WHAT YOU NEED TO DO:
Retype the whole listing verbatim and keep the pictures out of it.

DATASET:
>> START

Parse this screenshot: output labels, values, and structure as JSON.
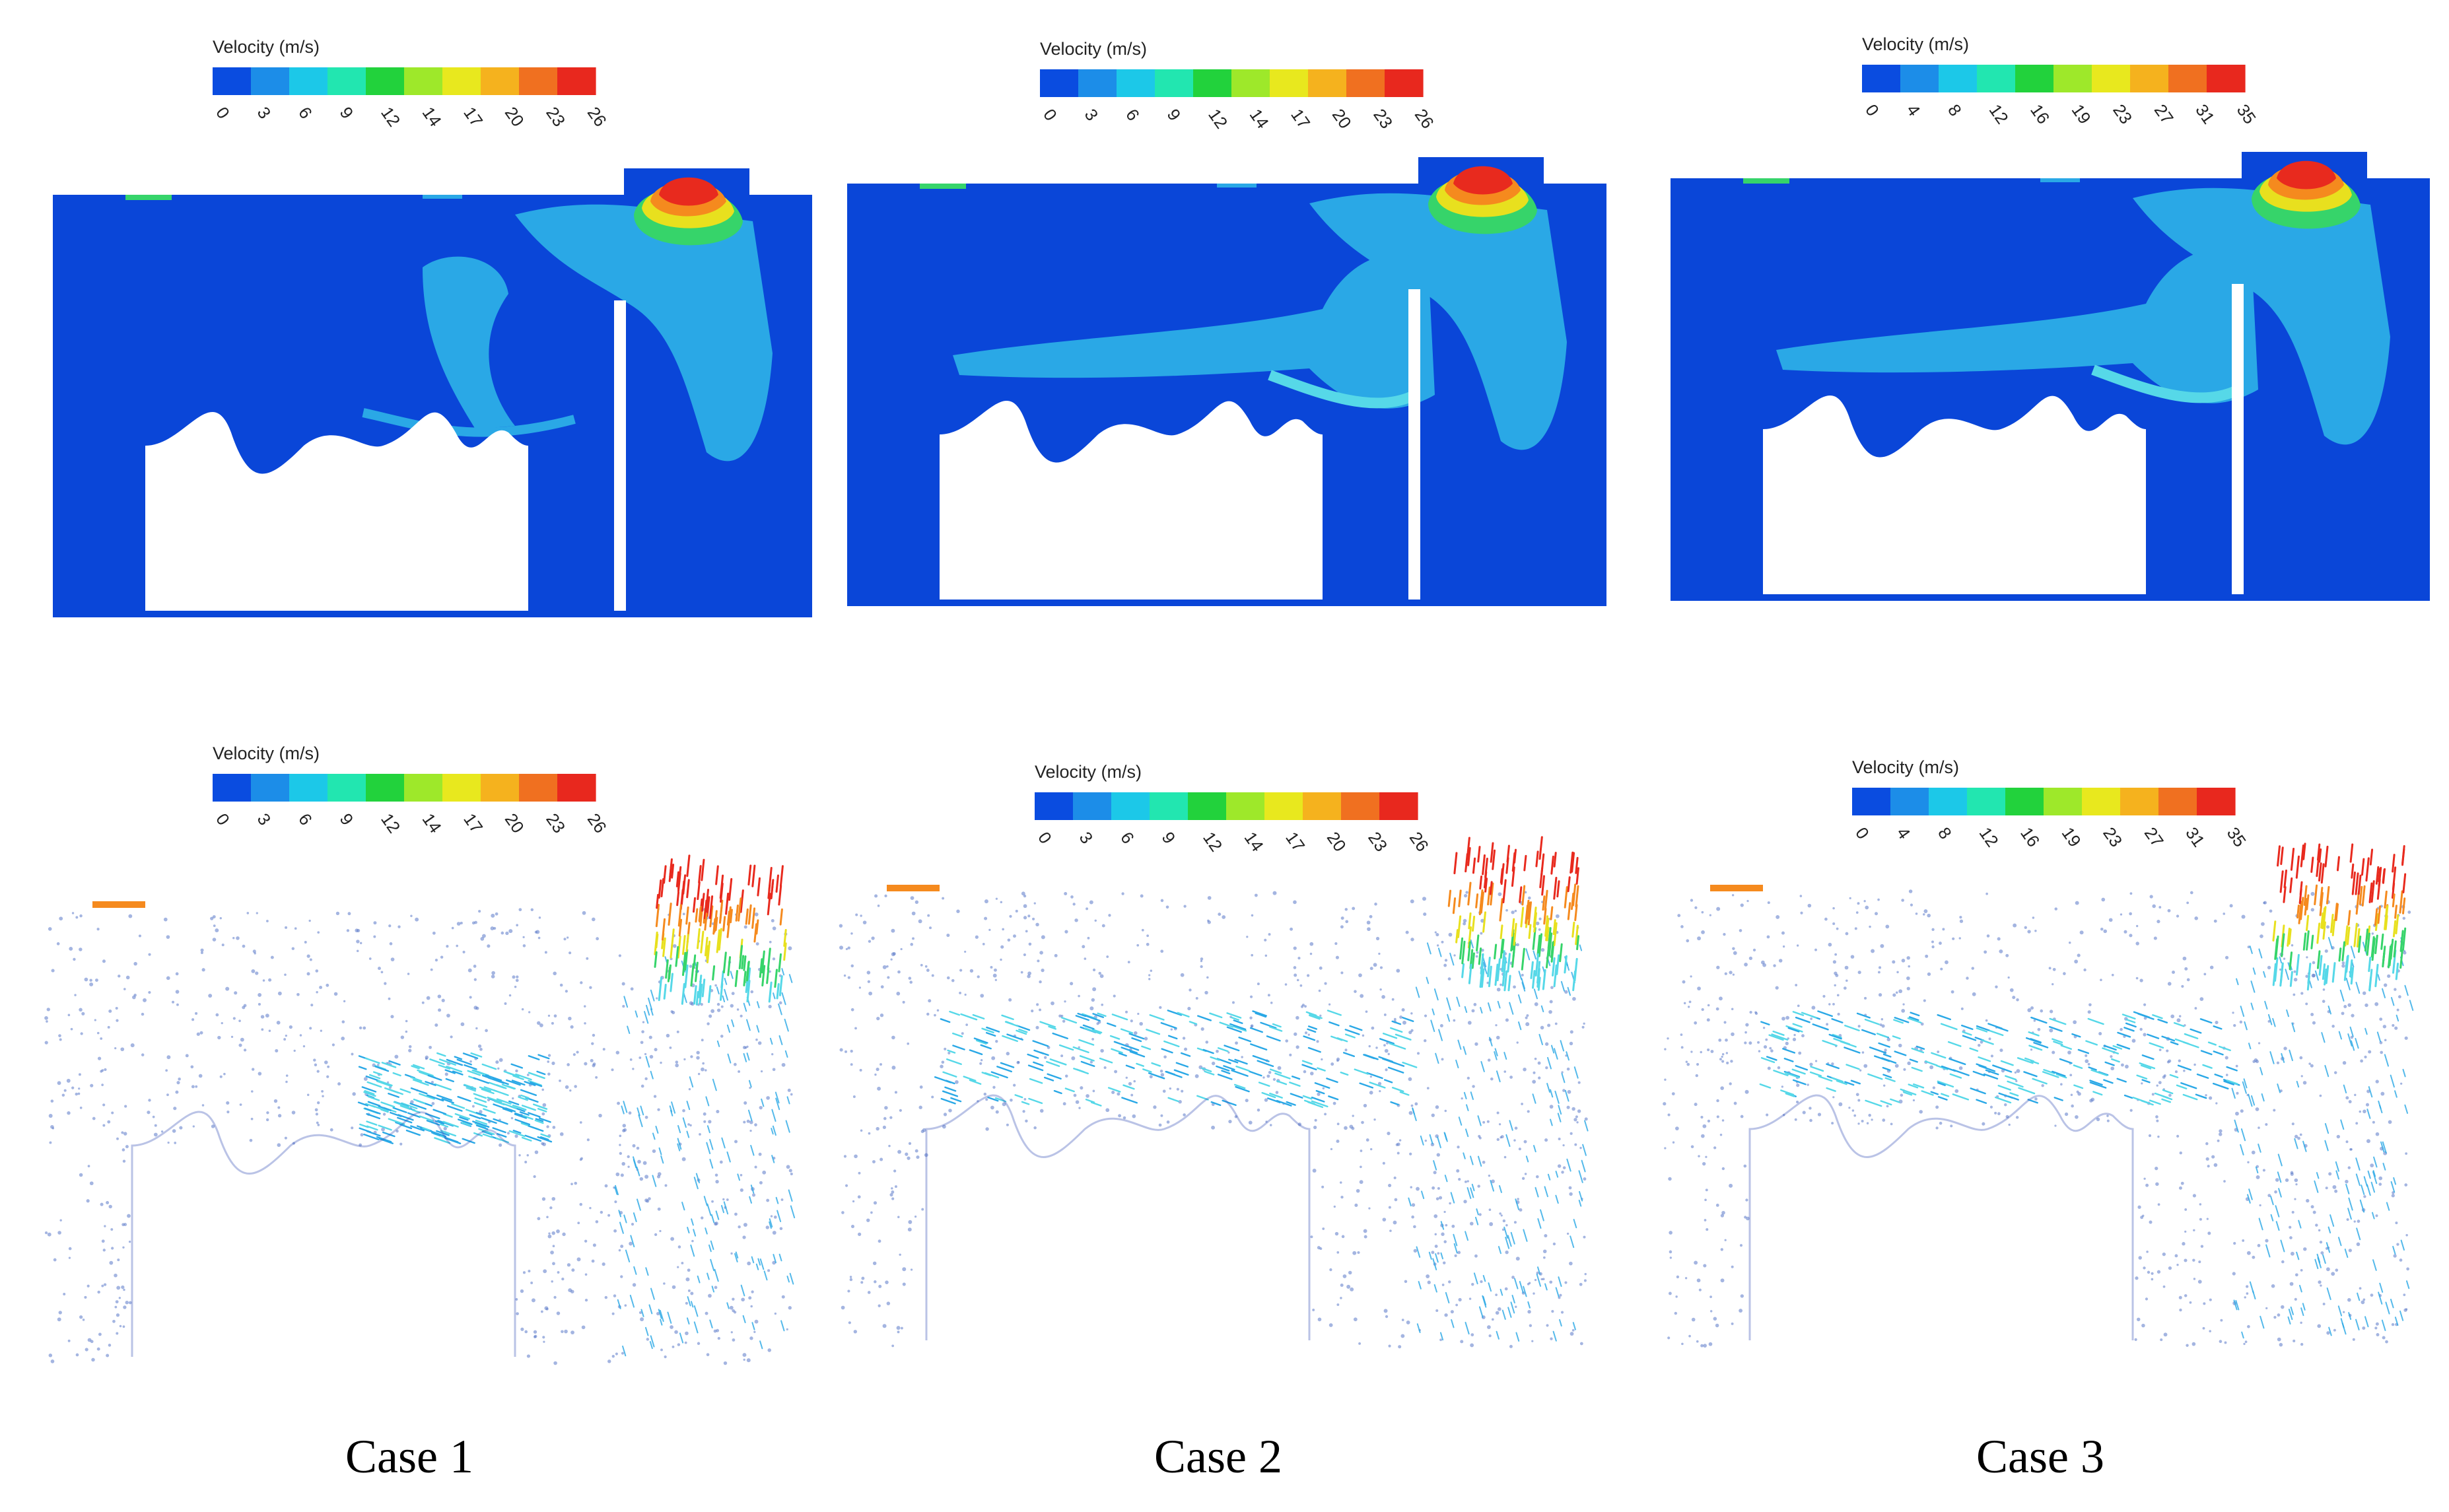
{
  "colorbar_colors": [
    "#0a4ce0",
    "#1c8de8",
    "#1cc8e8",
    "#22e6b0",
    "#22d23c",
    "#9ee82a",
    "#e8e81e",
    "#f5b21e",
    "#f07020",
    "#e8281e"
  ],
  "legend_title": "Velocity (m/s)",
  "cases": [
    {
      "label": "Case 1",
      "contour_ticks": [
        "0",
        "3",
        "6",
        "9",
        "12",
        "14",
        "17",
        "20",
        "23",
        "26"
      ],
      "vector_ticks": [
        "0",
        "3",
        "6",
        "9",
        "12",
        "14",
        "17",
        "20",
        "23",
        "26"
      ]
    },
    {
      "label": "Case 2",
      "contour_ticks": [
        "0",
        "3",
        "6",
        "9",
        "12",
        "14",
        "17",
        "20",
        "23",
        "26"
      ],
      "vector_ticks": [
        "0",
        "3",
        "6",
        "9",
        "12",
        "14",
        "17",
        "20",
        "23",
        "26"
      ]
    },
    {
      "label": "Case 3",
      "contour_ticks": [
        "0",
        "4",
        "8",
        "12",
        "16",
        "19",
        "23",
        "27",
        "31",
        "35"
      ],
      "vector_ticks": [
        "0",
        "4",
        "8",
        "12",
        "16",
        "19",
        "23",
        "27",
        "31",
        "35"
      ]
    }
  ],
  "colors": {
    "field_blue": "#0a46d8",
    "mid_cyan": "#2aa8e6",
    "light_cyan": "#56d8e8",
    "hot_red": "#e82a1e",
    "hot_orange": "#f58a1e",
    "hot_yellow": "#e8e01e",
    "hot_green": "#36d46a",
    "sparse_dot": "#5a78c8"
  }
}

>> END

SOLUTION:
Parse this screenshot: output labels, values, and structure as JSON.
{
  "colorbar_colors": [
    "#0a4ce0",
    "#1c8de8",
    "#1cc8e8",
    "#22e6b0",
    "#22d23c",
    "#9ee82a",
    "#e8e81e",
    "#f5b21e",
    "#f07020",
    "#e8281e"
  ],
  "legend_title": "Velocity (m/s)",
  "cases": [
    {
      "label": "Case 1",
      "contour_ticks": [
        "0",
        "3",
        "6",
        "9",
        "12",
        "14",
        "17",
        "20",
        "23",
        "26"
      ],
      "vector_ticks": [
        "0",
        "3",
        "6",
        "9",
        "12",
        "14",
        "17",
        "20",
        "23",
        "26"
      ]
    },
    {
      "label": "Case 2",
      "contour_ticks": [
        "0",
        "3",
        "6",
        "9",
        "12",
        "14",
        "17",
        "20",
        "23",
        "26"
      ],
      "vector_ticks": [
        "0",
        "3",
        "6",
        "9",
        "12",
        "14",
        "17",
        "20",
        "23",
        "26"
      ]
    },
    {
      "label": "Case 3",
      "contour_ticks": [
        "0",
        "4",
        "8",
        "12",
        "16",
        "19",
        "23",
        "27",
        "31",
        "35"
      ],
      "vector_ticks": [
        "0",
        "4",
        "8",
        "12",
        "16",
        "19",
        "23",
        "27",
        "31",
        "35"
      ]
    }
  ],
  "colors": {
    "field_blue": "#0a46d8",
    "mid_cyan": "#2aa8e6",
    "light_cyan": "#56d8e8",
    "hot_red": "#e82a1e",
    "hot_orange": "#f58a1e",
    "hot_yellow": "#e8e01e",
    "hot_green": "#36d46a",
    "sparse_dot": "#5a78c8"
  }
}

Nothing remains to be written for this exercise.